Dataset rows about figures
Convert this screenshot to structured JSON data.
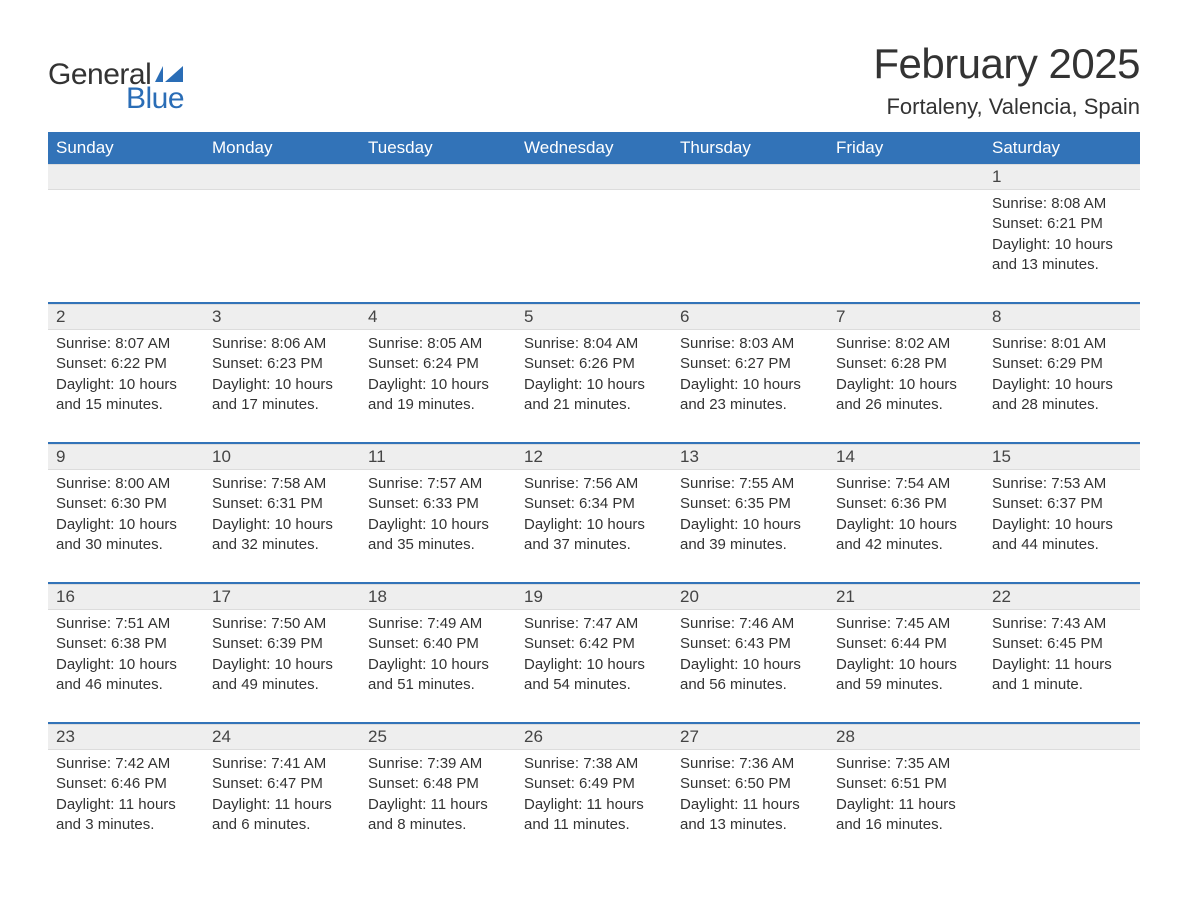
{
  "brand": {
    "part1": "General",
    "part2": "Blue",
    "icon_color": "#2a6db6"
  },
  "title": "February 2025",
  "location": "Fortaleny, Valencia, Spain",
  "colors": {
    "header_bg": "#3273b8",
    "header_text": "#ffffff",
    "row_divider": "#3273b8",
    "daynum_bg": "#eeeeee",
    "body_text": "#333333",
    "page_bg": "#ffffff"
  },
  "typography": {
    "title_fontsize": 42,
    "location_fontsize": 22,
    "weekday_fontsize": 17,
    "daynum_fontsize": 17,
    "body_fontsize": 15,
    "font_family": "Arial"
  },
  "layout": {
    "columns": 7,
    "weeks": 5,
    "first_day_column_index": 6
  },
  "weekdays": [
    "Sunday",
    "Monday",
    "Tuesday",
    "Wednesday",
    "Thursday",
    "Friday",
    "Saturday"
  ],
  "labels": {
    "sunrise": "Sunrise",
    "sunset": "Sunset",
    "daylight": "Daylight"
  },
  "days": [
    {
      "n": 1,
      "sunrise": "8:08 AM",
      "sunset": "6:21 PM",
      "daylight": "10 hours and 13 minutes."
    },
    {
      "n": 2,
      "sunrise": "8:07 AM",
      "sunset": "6:22 PM",
      "daylight": "10 hours and 15 minutes."
    },
    {
      "n": 3,
      "sunrise": "8:06 AM",
      "sunset": "6:23 PM",
      "daylight": "10 hours and 17 minutes."
    },
    {
      "n": 4,
      "sunrise": "8:05 AM",
      "sunset": "6:24 PM",
      "daylight": "10 hours and 19 minutes."
    },
    {
      "n": 5,
      "sunrise": "8:04 AM",
      "sunset": "6:26 PM",
      "daylight": "10 hours and 21 minutes."
    },
    {
      "n": 6,
      "sunrise": "8:03 AM",
      "sunset": "6:27 PM",
      "daylight": "10 hours and 23 minutes."
    },
    {
      "n": 7,
      "sunrise": "8:02 AM",
      "sunset": "6:28 PM",
      "daylight": "10 hours and 26 minutes."
    },
    {
      "n": 8,
      "sunrise": "8:01 AM",
      "sunset": "6:29 PM",
      "daylight": "10 hours and 28 minutes."
    },
    {
      "n": 9,
      "sunrise": "8:00 AM",
      "sunset": "6:30 PM",
      "daylight": "10 hours and 30 minutes."
    },
    {
      "n": 10,
      "sunrise": "7:58 AM",
      "sunset": "6:31 PM",
      "daylight": "10 hours and 32 minutes."
    },
    {
      "n": 11,
      "sunrise": "7:57 AM",
      "sunset": "6:33 PM",
      "daylight": "10 hours and 35 minutes."
    },
    {
      "n": 12,
      "sunrise": "7:56 AM",
      "sunset": "6:34 PM",
      "daylight": "10 hours and 37 minutes."
    },
    {
      "n": 13,
      "sunrise": "7:55 AM",
      "sunset": "6:35 PM",
      "daylight": "10 hours and 39 minutes."
    },
    {
      "n": 14,
      "sunrise": "7:54 AM",
      "sunset": "6:36 PM",
      "daylight": "10 hours and 42 minutes."
    },
    {
      "n": 15,
      "sunrise": "7:53 AM",
      "sunset": "6:37 PM",
      "daylight": "10 hours and 44 minutes."
    },
    {
      "n": 16,
      "sunrise": "7:51 AM",
      "sunset": "6:38 PM",
      "daylight": "10 hours and 46 minutes."
    },
    {
      "n": 17,
      "sunrise": "7:50 AM",
      "sunset": "6:39 PM",
      "daylight": "10 hours and 49 minutes."
    },
    {
      "n": 18,
      "sunrise": "7:49 AM",
      "sunset": "6:40 PM",
      "daylight": "10 hours and 51 minutes."
    },
    {
      "n": 19,
      "sunrise": "7:47 AM",
      "sunset": "6:42 PM",
      "daylight": "10 hours and 54 minutes."
    },
    {
      "n": 20,
      "sunrise": "7:46 AM",
      "sunset": "6:43 PM",
      "daylight": "10 hours and 56 minutes."
    },
    {
      "n": 21,
      "sunrise": "7:45 AM",
      "sunset": "6:44 PM",
      "daylight": "10 hours and 59 minutes."
    },
    {
      "n": 22,
      "sunrise": "7:43 AM",
      "sunset": "6:45 PM",
      "daylight": "11 hours and 1 minute."
    },
    {
      "n": 23,
      "sunrise": "7:42 AM",
      "sunset": "6:46 PM",
      "daylight": "11 hours and 3 minutes."
    },
    {
      "n": 24,
      "sunrise": "7:41 AM",
      "sunset": "6:47 PM",
      "daylight": "11 hours and 6 minutes."
    },
    {
      "n": 25,
      "sunrise": "7:39 AM",
      "sunset": "6:48 PM",
      "daylight": "11 hours and 8 minutes."
    },
    {
      "n": 26,
      "sunrise": "7:38 AM",
      "sunset": "6:49 PM",
      "daylight": "11 hours and 11 minutes."
    },
    {
      "n": 27,
      "sunrise": "7:36 AM",
      "sunset": "6:50 PM",
      "daylight": "11 hours and 13 minutes."
    },
    {
      "n": 28,
      "sunrise": "7:35 AM",
      "sunset": "6:51 PM",
      "daylight": "11 hours and 16 minutes."
    }
  ]
}
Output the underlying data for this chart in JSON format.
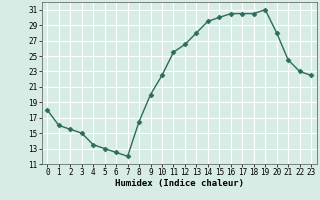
{
  "x": [
    0,
    1,
    2,
    3,
    4,
    5,
    6,
    7,
    8,
    9,
    10,
    11,
    12,
    13,
    14,
    15,
    16,
    17,
    18,
    19,
    20,
    21,
    22,
    23
  ],
  "y": [
    18,
    16,
    15.5,
    15,
    13.5,
    13,
    12.5,
    12,
    16.5,
    20,
    22.5,
    25.5,
    26.5,
    28,
    29.5,
    30,
    30.5,
    30.5,
    30.5,
    31,
    28,
    24.5,
    23,
    22.5
  ],
  "line_color": "#2d6b5e",
  "marker": "D",
  "markersize": 2.5,
  "linewidth": 1.0,
  "xlabel": "Humidex (Indice chaleur)",
  "xlim": [
    -0.5,
    23.5
  ],
  "ylim": [
    11,
    32
  ],
  "yticks": [
    11,
    13,
    15,
    17,
    19,
    21,
    23,
    25,
    27,
    29,
    31
  ],
  "xticks": [
    0,
    1,
    2,
    3,
    4,
    5,
    6,
    7,
    8,
    9,
    10,
    11,
    12,
    13,
    14,
    15,
    16,
    17,
    18,
    19,
    20,
    21,
    22,
    23
  ],
  "background_color": "#d6ece5",
  "grid_color": "#ffffff",
  "tick_fontsize": 5.5,
  "xlabel_fontsize": 6.5
}
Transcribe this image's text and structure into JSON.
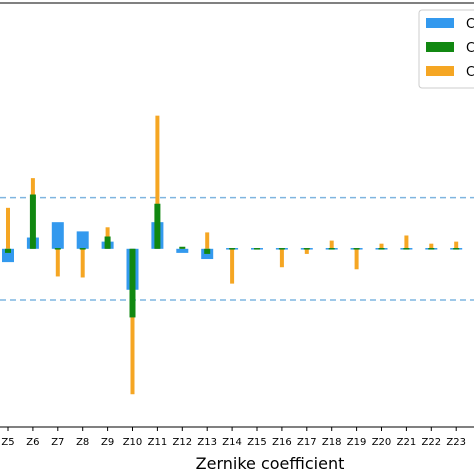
{
  "chart_data": {
    "type": "bar",
    "xlabel": "Zernike coefficient",
    "ylabel": "",
    "title": "",
    "categories": [
      "Z5",
      "Z6",
      "Z7",
      "Z8",
      "Z9",
      "Z10",
      "Z11",
      "Z12",
      "Z13",
      "Z14",
      "Z15",
      "Z16",
      "Z17",
      "Z18",
      "Z19",
      "Z20",
      "Z21",
      "Z22",
      "Z23"
    ],
    "ylim": [
      -0.174,
      0.24
    ],
    "reference_lines": [
      0.05,
      -0.05
    ],
    "grid": false,
    "legend_position": "top-right",
    "series": [
      {
        "name": "C",
        "color": "#3399ee",
        "values": [
          -0.013,
          0.011,
          0.026,
          0.017,
          0.007,
          -0.04,
          0.026,
          -0.004,
          -0.01,
          0,
          0.001,
          -0.001,
          -0.001,
          0,
          -0.001,
          -0.001,
          0,
          -0.001,
          -0.001
        ]
      },
      {
        "name": "C",
        "color": "#118811",
        "values": [
          -0.004,
          0.053,
          0,
          -0.001,
          0.012,
          -0.067,
          0.044,
          0.002,
          -0.005,
          -0.001,
          0,
          0,
          0,
          0,
          0,
          0,
          0,
          0,
          0
        ]
      },
      {
        "name": "C",
        "color": "#f5a623",
        "values": [
          0.04,
          0.069,
          -0.027,
          -0.028,
          0.021,
          -0.142,
          0.13,
          -0.001,
          0.016,
          -0.034,
          0,
          -0.018,
          -0.005,
          0.008,
          -0.02,
          0.005,
          0.013,
          0.005,
          0.007
        ]
      }
    ]
  }
}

◆ **Brief**
Your output should consist solely of the lines from the line containing "Transcribe this image's" through the end of the data above, copied exactly, with images removed.

◆ **Worked solution**
Transcribe this image's text and structure into JSON.
{
  "chart_data": {
    "type": "bar",
    "xlabel": "Zernike coefficient",
    "ylabel": "",
    "title": "",
    "categories": [
      "Z5",
      "Z6",
      "Z7",
      "Z8",
      "Z9",
      "Z10",
      "Z11",
      "Z12",
      "Z13",
      "Z14",
      "Z15",
      "Z16",
      "Z17",
      "Z18",
      "Z19",
      "Z20",
      "Z21",
      "Z22",
      "Z23"
    ],
    "ylim": [
      -0.174,
      0.24
    ],
    "reference_lines": [
      0.05,
      -0.05
    ],
    "grid": false,
    "legend_position": "top-right",
    "series": [
      {
        "name": "C",
        "color": "#3399ee",
        "values": [
          -0.013,
          0.011,
          0.026,
          0.017,
          0.007,
          -0.04,
          0.026,
          -0.004,
          -0.01,
          0,
          0.001,
          -0.001,
          -0.001,
          0,
          -0.001,
          -0.001,
          0,
          -0.001,
          -0.001
        ]
      },
      {
        "name": "C",
        "color": "#118811",
        "values": [
          -0.004,
          0.053,
          0,
          -0.001,
          0.012,
          -0.067,
          0.044,
          0.002,
          -0.005,
          -0.001,
          0,
          0,
          0,
          0,
          0,
          0,
          0,
          0,
          0
        ]
      },
      {
        "name": "C",
        "color": "#f5a623",
        "values": [
          0.04,
          0.069,
          -0.027,
          -0.028,
          0.021,
          -0.142,
          0.13,
          -0.001,
          0.016,
          -0.034,
          0,
          -0.018,
          -0.005,
          0.008,
          -0.02,
          0.005,
          0.013,
          0.005,
          0.007
        ]
      }
    ]
  }
}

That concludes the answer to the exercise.